#### [Exercise instructions]
Find each line with the word "Reception" and state how many there are, nothing more.

*** Data lines ***

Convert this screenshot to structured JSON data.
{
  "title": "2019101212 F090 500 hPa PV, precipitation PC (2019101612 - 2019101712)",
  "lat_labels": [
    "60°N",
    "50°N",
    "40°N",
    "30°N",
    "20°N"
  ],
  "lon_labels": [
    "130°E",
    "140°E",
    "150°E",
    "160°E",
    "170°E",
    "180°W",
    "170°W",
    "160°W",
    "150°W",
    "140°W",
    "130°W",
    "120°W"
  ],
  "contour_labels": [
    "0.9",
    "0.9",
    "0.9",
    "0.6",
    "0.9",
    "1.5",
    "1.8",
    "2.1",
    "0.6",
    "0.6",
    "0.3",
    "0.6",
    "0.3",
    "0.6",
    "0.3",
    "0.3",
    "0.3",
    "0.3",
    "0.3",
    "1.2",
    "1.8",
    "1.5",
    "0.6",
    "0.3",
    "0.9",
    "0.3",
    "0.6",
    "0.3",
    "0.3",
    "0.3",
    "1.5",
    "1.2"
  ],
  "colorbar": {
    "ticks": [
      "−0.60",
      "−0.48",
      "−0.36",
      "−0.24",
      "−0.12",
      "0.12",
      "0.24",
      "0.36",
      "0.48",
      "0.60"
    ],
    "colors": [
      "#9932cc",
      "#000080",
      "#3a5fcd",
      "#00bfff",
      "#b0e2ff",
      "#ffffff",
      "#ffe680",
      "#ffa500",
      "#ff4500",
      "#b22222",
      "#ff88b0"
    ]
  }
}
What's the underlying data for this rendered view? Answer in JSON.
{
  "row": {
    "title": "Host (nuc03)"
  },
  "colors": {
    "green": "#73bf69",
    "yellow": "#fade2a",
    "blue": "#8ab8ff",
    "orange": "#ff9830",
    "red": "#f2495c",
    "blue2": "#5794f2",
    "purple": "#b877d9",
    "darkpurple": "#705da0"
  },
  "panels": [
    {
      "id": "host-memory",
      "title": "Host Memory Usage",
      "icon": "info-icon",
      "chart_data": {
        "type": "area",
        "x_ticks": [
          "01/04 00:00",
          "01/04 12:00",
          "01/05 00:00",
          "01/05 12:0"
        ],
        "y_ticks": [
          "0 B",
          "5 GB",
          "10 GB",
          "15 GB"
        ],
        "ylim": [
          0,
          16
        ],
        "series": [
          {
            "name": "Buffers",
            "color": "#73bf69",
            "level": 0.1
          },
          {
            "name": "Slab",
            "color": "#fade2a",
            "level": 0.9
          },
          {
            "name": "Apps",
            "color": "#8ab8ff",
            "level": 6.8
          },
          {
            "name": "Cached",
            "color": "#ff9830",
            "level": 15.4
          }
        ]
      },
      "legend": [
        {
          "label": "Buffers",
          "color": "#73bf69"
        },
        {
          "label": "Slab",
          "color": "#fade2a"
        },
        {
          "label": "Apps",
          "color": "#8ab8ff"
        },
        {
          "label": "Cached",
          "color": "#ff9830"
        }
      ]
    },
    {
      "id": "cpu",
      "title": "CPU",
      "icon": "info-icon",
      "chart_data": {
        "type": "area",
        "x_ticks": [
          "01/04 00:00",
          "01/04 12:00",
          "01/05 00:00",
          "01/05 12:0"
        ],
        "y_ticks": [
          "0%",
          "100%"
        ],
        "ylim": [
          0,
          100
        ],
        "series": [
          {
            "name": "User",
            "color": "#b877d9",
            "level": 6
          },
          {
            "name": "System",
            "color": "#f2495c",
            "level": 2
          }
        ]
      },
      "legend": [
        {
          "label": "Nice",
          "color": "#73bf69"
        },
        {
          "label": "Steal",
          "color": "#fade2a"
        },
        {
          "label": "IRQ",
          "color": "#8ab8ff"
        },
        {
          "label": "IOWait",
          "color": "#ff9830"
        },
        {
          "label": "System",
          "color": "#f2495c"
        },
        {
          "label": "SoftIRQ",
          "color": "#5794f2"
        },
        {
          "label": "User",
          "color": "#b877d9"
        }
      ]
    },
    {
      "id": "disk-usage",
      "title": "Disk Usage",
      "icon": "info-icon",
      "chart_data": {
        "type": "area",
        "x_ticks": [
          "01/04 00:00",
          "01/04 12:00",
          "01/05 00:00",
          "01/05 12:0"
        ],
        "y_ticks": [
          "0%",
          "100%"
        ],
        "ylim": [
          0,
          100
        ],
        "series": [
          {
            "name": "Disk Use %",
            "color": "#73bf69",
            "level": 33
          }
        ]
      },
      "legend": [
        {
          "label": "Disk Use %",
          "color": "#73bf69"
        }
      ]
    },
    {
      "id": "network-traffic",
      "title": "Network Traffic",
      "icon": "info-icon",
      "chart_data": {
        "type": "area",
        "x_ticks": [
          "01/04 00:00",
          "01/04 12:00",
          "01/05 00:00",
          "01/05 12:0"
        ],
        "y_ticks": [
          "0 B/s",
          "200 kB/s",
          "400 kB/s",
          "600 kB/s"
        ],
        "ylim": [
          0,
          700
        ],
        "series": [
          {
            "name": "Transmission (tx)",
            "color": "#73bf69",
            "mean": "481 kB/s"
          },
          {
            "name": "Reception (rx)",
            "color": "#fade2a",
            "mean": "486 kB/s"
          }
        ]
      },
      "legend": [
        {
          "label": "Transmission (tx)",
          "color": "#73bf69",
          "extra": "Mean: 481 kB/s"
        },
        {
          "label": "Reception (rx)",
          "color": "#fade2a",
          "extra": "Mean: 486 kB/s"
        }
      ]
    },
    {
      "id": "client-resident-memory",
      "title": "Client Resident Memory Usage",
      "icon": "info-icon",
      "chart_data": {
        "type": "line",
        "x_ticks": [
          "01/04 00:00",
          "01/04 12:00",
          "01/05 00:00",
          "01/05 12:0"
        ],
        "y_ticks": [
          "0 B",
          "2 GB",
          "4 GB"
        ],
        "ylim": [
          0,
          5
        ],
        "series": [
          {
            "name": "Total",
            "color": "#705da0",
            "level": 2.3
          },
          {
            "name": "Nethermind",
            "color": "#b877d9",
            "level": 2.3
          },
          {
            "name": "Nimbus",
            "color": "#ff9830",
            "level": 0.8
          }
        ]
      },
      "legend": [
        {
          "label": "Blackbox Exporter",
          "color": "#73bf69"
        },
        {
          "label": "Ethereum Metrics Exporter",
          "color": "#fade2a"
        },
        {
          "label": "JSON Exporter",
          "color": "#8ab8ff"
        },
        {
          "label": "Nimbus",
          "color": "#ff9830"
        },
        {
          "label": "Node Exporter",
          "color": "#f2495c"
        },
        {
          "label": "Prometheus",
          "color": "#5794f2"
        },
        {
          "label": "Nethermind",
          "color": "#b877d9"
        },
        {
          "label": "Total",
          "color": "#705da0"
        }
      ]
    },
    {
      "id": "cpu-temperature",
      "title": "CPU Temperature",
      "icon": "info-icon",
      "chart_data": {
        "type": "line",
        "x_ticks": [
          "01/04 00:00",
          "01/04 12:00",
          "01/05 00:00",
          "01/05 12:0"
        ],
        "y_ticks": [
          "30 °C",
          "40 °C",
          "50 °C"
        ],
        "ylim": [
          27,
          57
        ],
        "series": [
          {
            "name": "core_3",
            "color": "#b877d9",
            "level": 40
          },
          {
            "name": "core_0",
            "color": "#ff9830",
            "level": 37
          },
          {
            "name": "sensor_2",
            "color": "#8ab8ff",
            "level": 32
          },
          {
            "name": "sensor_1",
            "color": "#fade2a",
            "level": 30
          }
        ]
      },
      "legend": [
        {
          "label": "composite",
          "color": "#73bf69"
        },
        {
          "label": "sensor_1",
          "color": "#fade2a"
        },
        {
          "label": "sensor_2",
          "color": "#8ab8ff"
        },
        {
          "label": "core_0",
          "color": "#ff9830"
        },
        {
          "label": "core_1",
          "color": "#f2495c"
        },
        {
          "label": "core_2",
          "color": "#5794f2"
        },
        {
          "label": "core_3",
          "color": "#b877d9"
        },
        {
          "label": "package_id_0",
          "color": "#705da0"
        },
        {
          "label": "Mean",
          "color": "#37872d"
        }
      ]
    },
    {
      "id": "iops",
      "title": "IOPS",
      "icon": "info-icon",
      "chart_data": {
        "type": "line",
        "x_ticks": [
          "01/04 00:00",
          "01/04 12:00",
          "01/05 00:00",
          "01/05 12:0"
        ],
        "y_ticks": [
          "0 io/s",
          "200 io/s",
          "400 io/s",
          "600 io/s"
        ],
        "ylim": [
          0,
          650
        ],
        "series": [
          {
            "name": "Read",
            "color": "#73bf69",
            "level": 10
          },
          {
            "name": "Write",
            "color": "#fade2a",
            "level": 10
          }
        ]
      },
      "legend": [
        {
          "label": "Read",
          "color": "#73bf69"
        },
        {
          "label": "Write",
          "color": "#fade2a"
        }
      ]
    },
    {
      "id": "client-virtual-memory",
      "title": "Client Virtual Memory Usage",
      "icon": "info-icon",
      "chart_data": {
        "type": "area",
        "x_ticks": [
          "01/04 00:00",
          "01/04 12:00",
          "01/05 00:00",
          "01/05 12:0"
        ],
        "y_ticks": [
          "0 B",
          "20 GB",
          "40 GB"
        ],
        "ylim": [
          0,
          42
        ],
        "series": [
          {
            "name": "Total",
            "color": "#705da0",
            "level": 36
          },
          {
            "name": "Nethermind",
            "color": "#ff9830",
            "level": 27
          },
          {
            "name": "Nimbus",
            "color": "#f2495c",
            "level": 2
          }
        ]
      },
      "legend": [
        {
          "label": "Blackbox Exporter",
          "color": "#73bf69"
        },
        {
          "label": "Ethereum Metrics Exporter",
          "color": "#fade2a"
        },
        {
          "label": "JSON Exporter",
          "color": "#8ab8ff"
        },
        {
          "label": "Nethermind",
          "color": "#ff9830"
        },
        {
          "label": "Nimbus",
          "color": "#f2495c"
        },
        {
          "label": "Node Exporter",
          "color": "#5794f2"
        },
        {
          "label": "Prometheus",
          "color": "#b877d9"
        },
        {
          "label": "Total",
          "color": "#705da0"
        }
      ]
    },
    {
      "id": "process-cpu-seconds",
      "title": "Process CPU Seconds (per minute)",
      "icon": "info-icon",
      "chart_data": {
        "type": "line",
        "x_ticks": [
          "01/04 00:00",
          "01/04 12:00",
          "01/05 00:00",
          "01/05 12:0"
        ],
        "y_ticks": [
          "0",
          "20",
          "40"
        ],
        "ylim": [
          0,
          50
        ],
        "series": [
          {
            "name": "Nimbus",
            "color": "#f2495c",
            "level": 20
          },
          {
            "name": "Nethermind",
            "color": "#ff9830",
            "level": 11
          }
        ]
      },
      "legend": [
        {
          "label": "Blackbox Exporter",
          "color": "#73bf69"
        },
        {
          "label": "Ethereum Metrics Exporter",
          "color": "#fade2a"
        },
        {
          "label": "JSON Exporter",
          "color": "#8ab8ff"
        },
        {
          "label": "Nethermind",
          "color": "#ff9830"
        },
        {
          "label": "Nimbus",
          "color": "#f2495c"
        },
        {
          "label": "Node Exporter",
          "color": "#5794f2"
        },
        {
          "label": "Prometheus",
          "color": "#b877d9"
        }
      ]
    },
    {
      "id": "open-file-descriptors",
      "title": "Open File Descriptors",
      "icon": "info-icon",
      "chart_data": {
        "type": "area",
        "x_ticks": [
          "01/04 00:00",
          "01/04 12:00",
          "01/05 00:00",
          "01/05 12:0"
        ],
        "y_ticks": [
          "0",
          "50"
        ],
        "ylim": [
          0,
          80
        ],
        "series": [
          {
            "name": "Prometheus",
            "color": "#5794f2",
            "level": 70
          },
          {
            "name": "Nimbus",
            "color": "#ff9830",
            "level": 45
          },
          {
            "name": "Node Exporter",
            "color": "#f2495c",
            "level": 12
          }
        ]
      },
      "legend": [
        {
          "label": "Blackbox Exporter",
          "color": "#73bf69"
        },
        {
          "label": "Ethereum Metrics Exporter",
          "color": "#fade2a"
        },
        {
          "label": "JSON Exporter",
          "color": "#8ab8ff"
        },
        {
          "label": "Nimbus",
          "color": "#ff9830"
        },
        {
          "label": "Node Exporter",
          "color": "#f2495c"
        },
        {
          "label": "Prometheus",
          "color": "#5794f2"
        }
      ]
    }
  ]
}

***

#### [Solution]
2